Exercise details: Copy the data exactly; pictures stay out of the copy.

Data records:

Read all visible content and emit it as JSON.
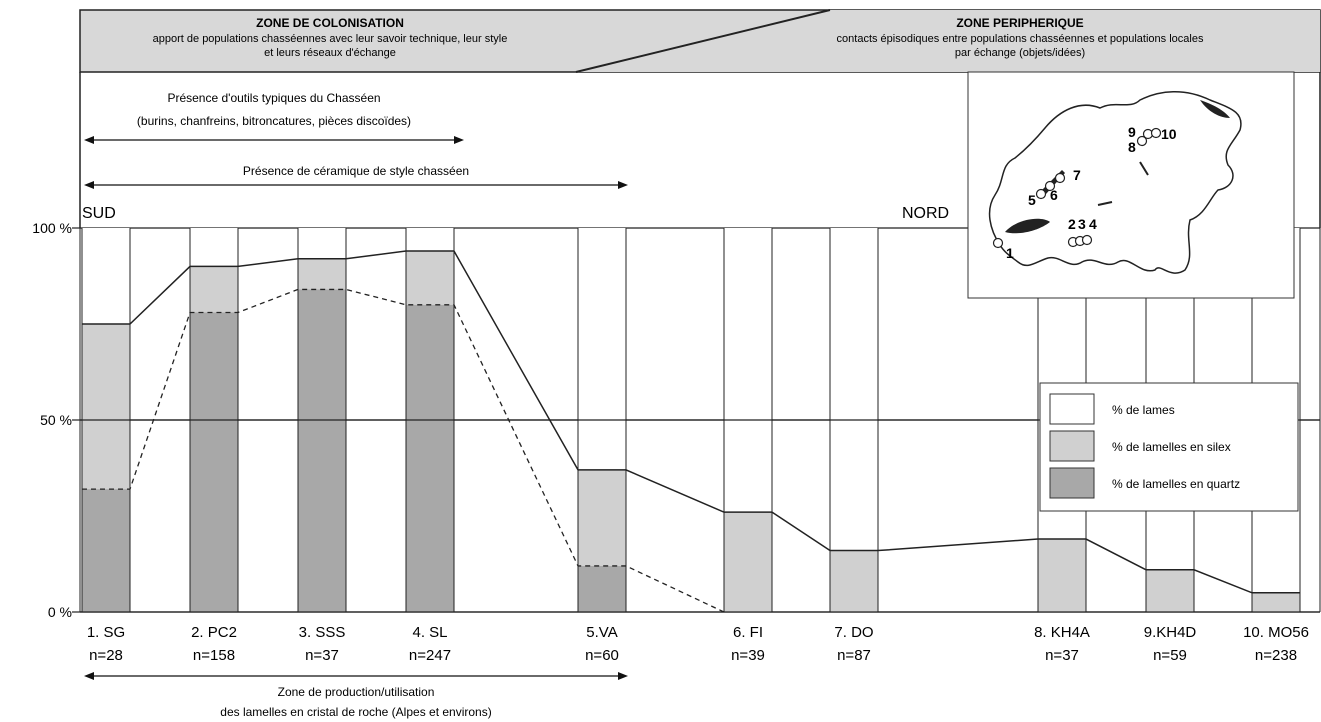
{
  "header": {
    "left_title": "ZONE DE COLONISATION",
    "left_line1": "apport de populations chasséennes avec leur savoir technique, leur style",
    "left_line2": "et leurs réseaux d'échange",
    "right_title": "ZONE  PERIPHERIQUE",
    "right_line1": "contacts épisodiques entre populations chasséennes et populations locales",
    "right_line2": "par échange (objets/idées)"
  },
  "annotations": {
    "tools_line1": "Présence d'outils typiques du Chasséen",
    "tools_line2": "(burins, chanfreins, bitroncatures, pièces discoïdes)",
    "ceramic": "Présence de céramique de style chasséen",
    "crystal_line1": "Zone de production/utilisation",
    "crystal_line2": "des lamelles en cristal de roche (Alpes et environs)",
    "sud": "SUD",
    "nord": "NORD"
  },
  "map": {
    "labels": [
      "1",
      "2",
      "3",
      "4",
      "5",
      "6",
      "7",
      "8",
      "9",
      "10"
    ]
  },
  "legend": {
    "items": [
      {
        "label": "% de lames",
        "color": "#ffffff"
      },
      {
        "label": "% de lamelles en silex",
        "color": "#d0d0d0"
      },
      {
        "label": "% de lamelles en quartz",
        "color": "#a8a8a8"
      }
    ]
  },
  "chart_data": {
    "type": "bar",
    "categories": [
      "1. SG",
      "2. PC2",
      "3. SSS",
      "4. SL",
      "5.VA",
      "6. FI",
      "7. DO",
      "8. KH4A",
      "9.KH4D",
      "10. MO56"
    ],
    "counts": [
      "n=28",
      "n=158",
      "n=37",
      "n=247",
      "n=60",
      "n=39",
      "n=87",
      "n=37",
      "n=59",
      "n=238"
    ],
    "y_ticks": [
      "100 %",
      "50 %",
      "0 %"
    ],
    "ylim": [
      0,
      100
    ],
    "series": [
      {
        "name": "% de lamelles en quartz",
        "values": [
          32,
          78,
          84,
          80,
          12,
          0,
          0,
          0,
          0,
          0
        ]
      },
      {
        "name": "% de lamelles en silex",
        "values": [
          43,
          12,
          8,
          14,
          25,
          26,
          16,
          19,
          11,
          5
        ]
      },
      {
        "name": "% de lames",
        "values": [
          25,
          10,
          8,
          6,
          63,
          74,
          84,
          81,
          89,
          95
        ]
      }
    ],
    "colors": {
      "lames": "#ffffff",
      "silex": "#d0d0d0",
      "quartz": "#a8a8a8"
    }
  }
}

Correct output:
Read all visible content and emit it as JSON.
{
  "header": {
    "left_title": "ZONE DE COLONISATION",
    "left_line1": "apport de populations chasséennes avec leur savoir technique, leur style",
    "left_line2": "et leurs réseaux d'échange",
    "right_title": "ZONE  PERIPHERIQUE",
    "right_line1": "contacts épisodiques entre populations chasséennes et populations locales",
    "right_line2": "par échange (objets/idées)"
  },
  "annotations": {
    "tools_line1": "Présence d'outils typiques du Chasséen",
    "tools_line2": "(burins, chanfreins, bitroncatures, pièces discoïdes)",
    "ceramic": "Présence de céramique de style chasséen",
    "crystal_line1": "Zone de production/utilisation",
    "crystal_line2": "des lamelles en cristal de roche (Alpes et environs)",
    "sud": "SUD",
    "nord": "NORD"
  },
  "map": {
    "labels": [
      "1",
      "2",
      "3",
      "4",
      "5",
      "6",
      "7",
      "8",
      "9",
      "10"
    ]
  },
  "legend": {
    "items": [
      {
        "label": "% de lames",
        "color": "#ffffff"
      },
      {
        "label": "% de lamelles en silex",
        "color": "#d0d0d0"
      },
      {
        "label": "% de lamelles en quartz",
        "color": "#a8a8a8"
      }
    ]
  },
  "chart_data": {
    "type": "bar",
    "categories": [
      "1. SG",
      "2. PC2",
      "3. SSS",
      "4. SL",
      "5.VA",
      "6. FI",
      "7. DO",
      "8. KH4A",
      "9.KH4D",
      "10. MO56"
    ],
    "counts": [
      "n=28",
      "n=158",
      "n=37",
      "n=247",
      "n=60",
      "n=39",
      "n=87",
      "n=37",
      "n=59",
      "n=238"
    ],
    "y_ticks": [
      "100 %",
      "50 %",
      "0 %"
    ],
    "ylim": [
      0,
      100
    ],
    "series": [
      {
        "name": "% de lamelles en quartz",
        "values": [
          32,
          78,
          84,
          80,
          12,
          0,
          0,
          0,
          0,
          0
        ]
      },
      {
        "name": "% de lamelles en silex",
        "values": [
          43,
          12,
          8,
          14,
          25,
          26,
          16,
          19,
          11,
          5
        ]
      },
      {
        "name": "% de lames",
        "values": [
          25,
          10,
          8,
          6,
          63,
          74,
          84,
          81,
          89,
          95
        ]
      }
    ],
    "colors": {
      "lames": "#ffffff",
      "silex": "#d0d0d0",
      "quartz": "#a8a8a8"
    }
  }
}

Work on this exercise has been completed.